══ Information supplied ══

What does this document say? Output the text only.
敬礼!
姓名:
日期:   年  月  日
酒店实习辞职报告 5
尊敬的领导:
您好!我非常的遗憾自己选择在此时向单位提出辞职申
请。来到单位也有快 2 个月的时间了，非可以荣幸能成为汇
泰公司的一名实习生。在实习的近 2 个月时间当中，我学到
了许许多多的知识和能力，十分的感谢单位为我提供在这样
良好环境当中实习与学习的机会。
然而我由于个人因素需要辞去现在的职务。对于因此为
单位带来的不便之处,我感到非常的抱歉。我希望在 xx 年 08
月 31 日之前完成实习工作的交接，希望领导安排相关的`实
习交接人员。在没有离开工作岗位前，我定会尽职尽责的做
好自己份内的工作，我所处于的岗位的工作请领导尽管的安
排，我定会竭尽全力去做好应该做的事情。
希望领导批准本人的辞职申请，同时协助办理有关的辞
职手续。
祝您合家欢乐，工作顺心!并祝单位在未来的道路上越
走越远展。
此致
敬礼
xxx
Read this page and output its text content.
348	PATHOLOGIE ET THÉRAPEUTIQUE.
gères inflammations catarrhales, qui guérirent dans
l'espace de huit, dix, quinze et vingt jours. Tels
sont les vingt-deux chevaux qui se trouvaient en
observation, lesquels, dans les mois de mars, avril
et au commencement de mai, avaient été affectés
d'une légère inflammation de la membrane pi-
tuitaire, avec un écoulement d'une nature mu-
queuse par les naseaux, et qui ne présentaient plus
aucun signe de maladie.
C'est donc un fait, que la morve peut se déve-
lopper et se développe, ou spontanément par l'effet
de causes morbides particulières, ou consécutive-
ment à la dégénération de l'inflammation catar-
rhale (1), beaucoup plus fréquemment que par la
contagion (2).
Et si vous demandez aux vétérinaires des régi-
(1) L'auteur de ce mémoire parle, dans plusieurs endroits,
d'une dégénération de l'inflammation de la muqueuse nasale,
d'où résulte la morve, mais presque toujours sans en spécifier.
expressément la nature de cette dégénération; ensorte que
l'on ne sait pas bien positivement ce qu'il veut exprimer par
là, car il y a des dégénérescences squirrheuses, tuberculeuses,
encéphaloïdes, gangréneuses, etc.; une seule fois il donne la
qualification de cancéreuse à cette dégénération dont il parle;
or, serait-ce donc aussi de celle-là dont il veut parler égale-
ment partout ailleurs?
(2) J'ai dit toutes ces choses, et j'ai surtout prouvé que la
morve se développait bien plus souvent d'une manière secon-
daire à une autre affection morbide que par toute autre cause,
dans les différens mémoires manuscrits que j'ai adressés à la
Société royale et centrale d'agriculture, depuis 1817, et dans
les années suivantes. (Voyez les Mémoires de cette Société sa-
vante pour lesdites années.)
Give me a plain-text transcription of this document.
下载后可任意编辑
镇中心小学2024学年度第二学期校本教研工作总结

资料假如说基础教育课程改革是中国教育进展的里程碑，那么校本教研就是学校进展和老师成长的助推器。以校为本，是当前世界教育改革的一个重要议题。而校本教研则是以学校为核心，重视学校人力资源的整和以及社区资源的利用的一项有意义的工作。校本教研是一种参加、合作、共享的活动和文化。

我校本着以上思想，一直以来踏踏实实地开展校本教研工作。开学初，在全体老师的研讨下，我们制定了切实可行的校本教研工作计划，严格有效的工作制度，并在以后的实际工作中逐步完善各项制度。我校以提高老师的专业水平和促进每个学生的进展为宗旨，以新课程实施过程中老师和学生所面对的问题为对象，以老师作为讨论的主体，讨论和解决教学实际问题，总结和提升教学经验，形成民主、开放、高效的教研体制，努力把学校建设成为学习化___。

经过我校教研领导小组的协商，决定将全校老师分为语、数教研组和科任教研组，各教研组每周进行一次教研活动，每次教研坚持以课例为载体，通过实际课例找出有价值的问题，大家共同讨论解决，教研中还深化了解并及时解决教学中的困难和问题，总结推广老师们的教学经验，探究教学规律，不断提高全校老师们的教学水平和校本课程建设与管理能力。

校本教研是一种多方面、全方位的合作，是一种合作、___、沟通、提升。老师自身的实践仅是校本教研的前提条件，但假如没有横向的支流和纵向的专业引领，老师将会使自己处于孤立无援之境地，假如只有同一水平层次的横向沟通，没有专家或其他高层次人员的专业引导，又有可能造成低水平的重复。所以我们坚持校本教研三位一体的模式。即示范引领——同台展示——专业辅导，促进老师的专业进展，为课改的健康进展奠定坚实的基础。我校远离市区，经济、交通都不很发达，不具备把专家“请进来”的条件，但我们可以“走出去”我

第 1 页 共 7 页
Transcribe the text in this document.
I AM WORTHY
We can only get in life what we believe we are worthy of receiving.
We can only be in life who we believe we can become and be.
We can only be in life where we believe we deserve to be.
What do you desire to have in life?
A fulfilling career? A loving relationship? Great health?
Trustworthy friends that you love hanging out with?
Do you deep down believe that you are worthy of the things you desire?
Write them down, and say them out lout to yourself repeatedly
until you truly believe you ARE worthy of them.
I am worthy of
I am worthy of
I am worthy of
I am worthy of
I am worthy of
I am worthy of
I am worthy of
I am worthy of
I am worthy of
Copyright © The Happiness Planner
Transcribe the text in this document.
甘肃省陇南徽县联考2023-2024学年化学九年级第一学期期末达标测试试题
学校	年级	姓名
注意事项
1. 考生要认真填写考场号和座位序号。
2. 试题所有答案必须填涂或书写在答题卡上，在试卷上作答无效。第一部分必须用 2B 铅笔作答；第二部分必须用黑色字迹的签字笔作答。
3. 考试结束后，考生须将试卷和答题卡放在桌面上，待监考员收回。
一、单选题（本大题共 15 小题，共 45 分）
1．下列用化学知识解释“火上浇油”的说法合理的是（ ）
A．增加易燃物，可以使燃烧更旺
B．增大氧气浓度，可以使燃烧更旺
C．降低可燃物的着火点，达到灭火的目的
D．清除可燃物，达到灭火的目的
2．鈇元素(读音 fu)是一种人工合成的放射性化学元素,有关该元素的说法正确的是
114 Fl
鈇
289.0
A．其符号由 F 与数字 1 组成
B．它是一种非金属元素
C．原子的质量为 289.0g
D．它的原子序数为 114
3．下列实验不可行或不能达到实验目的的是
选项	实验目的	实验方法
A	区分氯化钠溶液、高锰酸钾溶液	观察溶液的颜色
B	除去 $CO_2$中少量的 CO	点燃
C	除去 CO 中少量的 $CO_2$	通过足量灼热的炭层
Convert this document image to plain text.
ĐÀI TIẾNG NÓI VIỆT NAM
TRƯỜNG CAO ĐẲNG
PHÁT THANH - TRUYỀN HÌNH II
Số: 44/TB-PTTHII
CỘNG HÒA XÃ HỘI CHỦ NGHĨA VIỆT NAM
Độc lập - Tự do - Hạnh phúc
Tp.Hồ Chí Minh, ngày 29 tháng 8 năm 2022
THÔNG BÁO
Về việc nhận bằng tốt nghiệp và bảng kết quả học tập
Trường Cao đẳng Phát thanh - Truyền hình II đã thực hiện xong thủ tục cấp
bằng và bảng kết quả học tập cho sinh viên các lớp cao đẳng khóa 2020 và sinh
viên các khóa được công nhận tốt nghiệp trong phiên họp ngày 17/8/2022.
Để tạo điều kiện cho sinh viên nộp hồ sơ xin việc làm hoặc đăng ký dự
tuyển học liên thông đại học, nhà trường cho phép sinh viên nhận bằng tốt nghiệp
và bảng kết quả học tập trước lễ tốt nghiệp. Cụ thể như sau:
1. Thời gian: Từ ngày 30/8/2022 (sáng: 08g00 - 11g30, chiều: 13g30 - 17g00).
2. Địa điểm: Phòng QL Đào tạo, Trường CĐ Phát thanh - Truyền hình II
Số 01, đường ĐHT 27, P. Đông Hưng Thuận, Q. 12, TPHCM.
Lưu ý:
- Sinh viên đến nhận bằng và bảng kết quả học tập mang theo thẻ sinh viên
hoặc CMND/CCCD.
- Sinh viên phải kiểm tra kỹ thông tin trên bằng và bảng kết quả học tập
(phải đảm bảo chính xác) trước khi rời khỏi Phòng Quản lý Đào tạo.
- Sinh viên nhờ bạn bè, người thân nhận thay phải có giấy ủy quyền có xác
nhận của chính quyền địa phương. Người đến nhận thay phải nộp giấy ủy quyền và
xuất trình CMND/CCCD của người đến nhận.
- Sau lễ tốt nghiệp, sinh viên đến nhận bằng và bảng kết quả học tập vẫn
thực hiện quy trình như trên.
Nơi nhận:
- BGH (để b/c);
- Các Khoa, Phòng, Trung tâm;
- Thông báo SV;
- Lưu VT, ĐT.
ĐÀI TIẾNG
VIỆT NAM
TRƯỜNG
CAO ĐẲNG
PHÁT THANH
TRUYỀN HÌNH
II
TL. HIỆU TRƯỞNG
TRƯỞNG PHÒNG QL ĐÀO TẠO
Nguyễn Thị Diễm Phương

═══

Select the lines in this material that hold the word "中少量的", leaving none out.

### Reply to the task:
B	除去 $CO_2$中少量的 CO	点燃
C	除去 CO 中少量的 $CO_2$	通过足量灼热的炭层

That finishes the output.